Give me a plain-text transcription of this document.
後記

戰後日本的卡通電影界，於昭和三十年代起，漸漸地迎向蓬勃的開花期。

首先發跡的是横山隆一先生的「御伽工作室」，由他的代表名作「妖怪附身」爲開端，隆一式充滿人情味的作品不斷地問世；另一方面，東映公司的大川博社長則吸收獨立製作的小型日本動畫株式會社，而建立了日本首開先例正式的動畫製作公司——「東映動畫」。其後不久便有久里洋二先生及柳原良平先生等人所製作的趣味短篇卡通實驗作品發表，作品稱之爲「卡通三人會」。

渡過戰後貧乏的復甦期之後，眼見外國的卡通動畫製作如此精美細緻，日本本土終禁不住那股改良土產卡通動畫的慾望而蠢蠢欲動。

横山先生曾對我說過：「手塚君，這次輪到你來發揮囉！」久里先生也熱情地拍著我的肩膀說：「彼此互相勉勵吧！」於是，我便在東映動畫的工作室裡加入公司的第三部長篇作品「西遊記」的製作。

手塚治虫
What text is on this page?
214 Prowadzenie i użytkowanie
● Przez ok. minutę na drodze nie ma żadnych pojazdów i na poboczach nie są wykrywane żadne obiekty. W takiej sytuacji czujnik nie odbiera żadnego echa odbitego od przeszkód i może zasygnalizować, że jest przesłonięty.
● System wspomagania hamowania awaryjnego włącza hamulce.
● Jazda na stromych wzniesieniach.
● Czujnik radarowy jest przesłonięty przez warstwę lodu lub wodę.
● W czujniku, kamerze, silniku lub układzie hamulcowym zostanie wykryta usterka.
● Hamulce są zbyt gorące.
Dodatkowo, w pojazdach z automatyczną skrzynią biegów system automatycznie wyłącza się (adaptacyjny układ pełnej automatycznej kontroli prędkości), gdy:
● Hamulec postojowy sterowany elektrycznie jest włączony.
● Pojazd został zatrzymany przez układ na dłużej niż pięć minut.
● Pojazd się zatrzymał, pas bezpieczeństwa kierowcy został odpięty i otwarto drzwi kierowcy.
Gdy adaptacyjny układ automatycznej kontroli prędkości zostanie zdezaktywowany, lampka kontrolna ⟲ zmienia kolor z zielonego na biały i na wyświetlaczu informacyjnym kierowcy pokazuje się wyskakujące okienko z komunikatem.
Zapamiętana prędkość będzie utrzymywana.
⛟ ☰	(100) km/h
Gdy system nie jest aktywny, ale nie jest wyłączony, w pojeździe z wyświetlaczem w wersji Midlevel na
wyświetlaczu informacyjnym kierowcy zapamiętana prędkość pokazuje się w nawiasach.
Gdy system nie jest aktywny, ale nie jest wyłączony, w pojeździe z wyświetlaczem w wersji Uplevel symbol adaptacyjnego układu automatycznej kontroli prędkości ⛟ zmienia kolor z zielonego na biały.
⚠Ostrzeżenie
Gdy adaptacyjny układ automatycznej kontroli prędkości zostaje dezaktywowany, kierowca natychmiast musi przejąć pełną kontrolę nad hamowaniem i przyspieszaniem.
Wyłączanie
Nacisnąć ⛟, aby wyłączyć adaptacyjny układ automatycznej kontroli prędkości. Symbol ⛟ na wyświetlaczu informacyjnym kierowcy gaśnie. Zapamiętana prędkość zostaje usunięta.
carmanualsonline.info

Aim of the exercise -> Return the material in full, exactly as shown.

Written solution ->
Give me a plain-text transcription of this document.
後記

戰後日本的卡通電影界，於昭和三十年代起，漸漸地迎向蓬勃的開花期。

首先發跡的是横山隆一先生的「御伽工作室」，由他的代表名作「妖怪附身」爲開端，隆一式充滿人情味的作品不斷地問世；另一方面，東映公司的大川博社長則吸收獨立製作的小型日本動畫株式會社，而建立了日本首開先例正式的動畫製作公司——「東映動畫」。其後不久便有久里洋二先生及柳原良平先生等人所製作的趣味短篇卡通實驗作品發表，作品稱之爲「卡通三人會」。

渡過戰後貧乏的復甦期之後，眼見外國的卡通動畫製作如此精美細緻，日本本土終禁不住那股改良土產卡通動畫的慾望而蠢蠢欲動。

横山先生曾對我說過：「手塚君，這次輪到你來發揮囉！」久里先生也熱情地拍著我的肩膀說：「彼此互相勉勵吧！」於是，我便在東映動畫的工作室裡加入公司的第三部長篇作品「西遊記」的製作。

手塚治虫
What text is on this page?
214 Prowadzenie i użytkowanie
● Przez ok. minutę na drodze nie ma żadnych pojazdów i na poboczach nie są wykrywane żadne obiekty. W takiej sytuacji czujnik nie odbiera żadnego echa odbitego od przeszkód i może zasygnalizować, że jest przesłonięty.
● System wspomagania hamowania awaryjnego włącza hamulce.
● Jazda na stromych wzniesieniach.
● Czujnik radarowy jest przesłonięty przez warstwę lodu lub wodę.
● W czujniku, kamerze, silniku lub układzie hamulcowym zostanie wykryta usterka.
● Hamulce są zbyt gorące.
Dodatkowo, w pojazdach z automatyczną skrzynią biegów system automatycznie wyłącza się (adaptacyjny układ pełnej automatycznej kontroli prędkości), gdy:
● Hamulec postojowy sterowany elektrycznie jest włączony.
● Pojazd został zatrzymany przez układ na dłużej niż pięć minut.
● Pojazd się zatrzymał, pas bezpieczeństwa kierowcy został odpięty i otwarto drzwi kierowcy.
Gdy adaptacyjny układ automatycznej kontroli prędkości zostanie zdezaktywowany, lampka kontrolna ⟲ zmienia kolor z zielonego na biały i na wyświetlaczu informacyjnym kierowcy pokazuje się wyskakujące okienko z komunikatem.
Zapamiętana prędkość będzie utrzymywana.
⛟ ☰	(100) km/h
Gdy system nie jest aktywny, ale nie jest wyłączony, w pojeździe z wyświetlaczem w wersji Midlevel na
wyświetlaczu informacyjnym kierowcy zapamiętana prędkość pokazuje się w nawiasach.
Gdy system nie jest aktywny, ale nie jest wyłączony, w pojeździe z wyświetlaczem w wersji Uplevel symbol adaptacyjnego układu automatycznej kontroli prędkości ⛟ zmienia kolor z zielonego na biały.
⚠Ostrzeżenie
Gdy adaptacyjny układ automatycznej kontroli prędkości zostaje dezaktywowany, kierowca natychmiast musi przejąć pełną kontrolę nad hamowaniem i przyspieszaniem.
Wyłączanie
Nacisnąć ⛟, aby wyłączyć adaptacyjny układ automatycznej kontroli prędkości. Symbol ⛟ na wyświetlaczu informacyjnym kierowcy gaśnie. Zapamiętana prędkość zostaje usunięta.
carmanualsonline.info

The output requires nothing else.